Directions for this task:
Identify all lines in the listing that include the word "Timing", and copy them out.

(Data entries)
-- Begin --

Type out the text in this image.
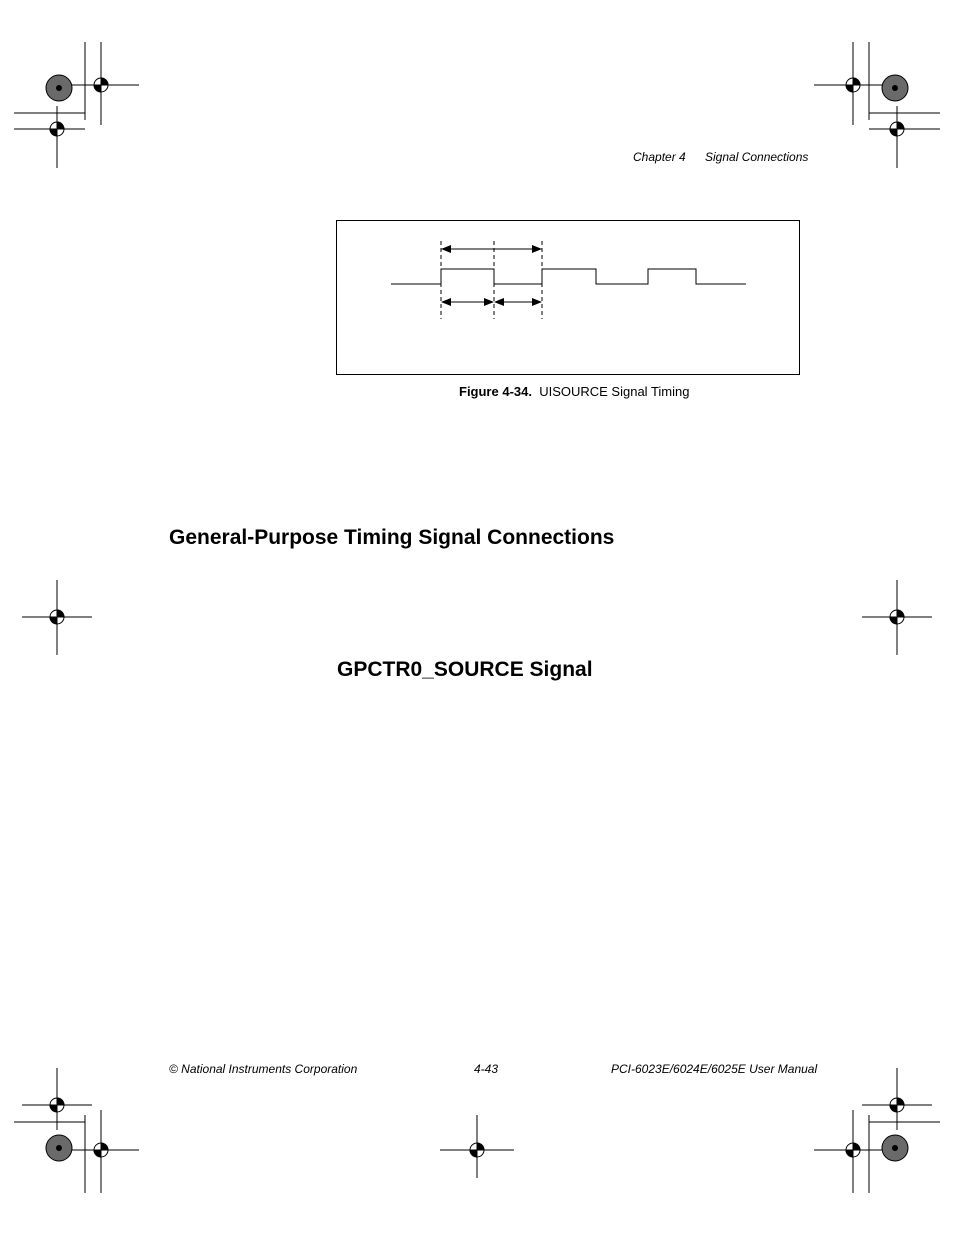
Chapter 4 Signal Connections
Figure 4-34. UISOURCE Signal Timing
General-Purpose Timing Signal Connections
GPCTR0_SOURCE Signal
© National Instruments Corporation	4-43	PCI-6023E/6024E/6025E User Manual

-- End --

Completed exercise:
Figure 4-34. UISOURCE Signal Timing
General-Purpose Timing Signal Connections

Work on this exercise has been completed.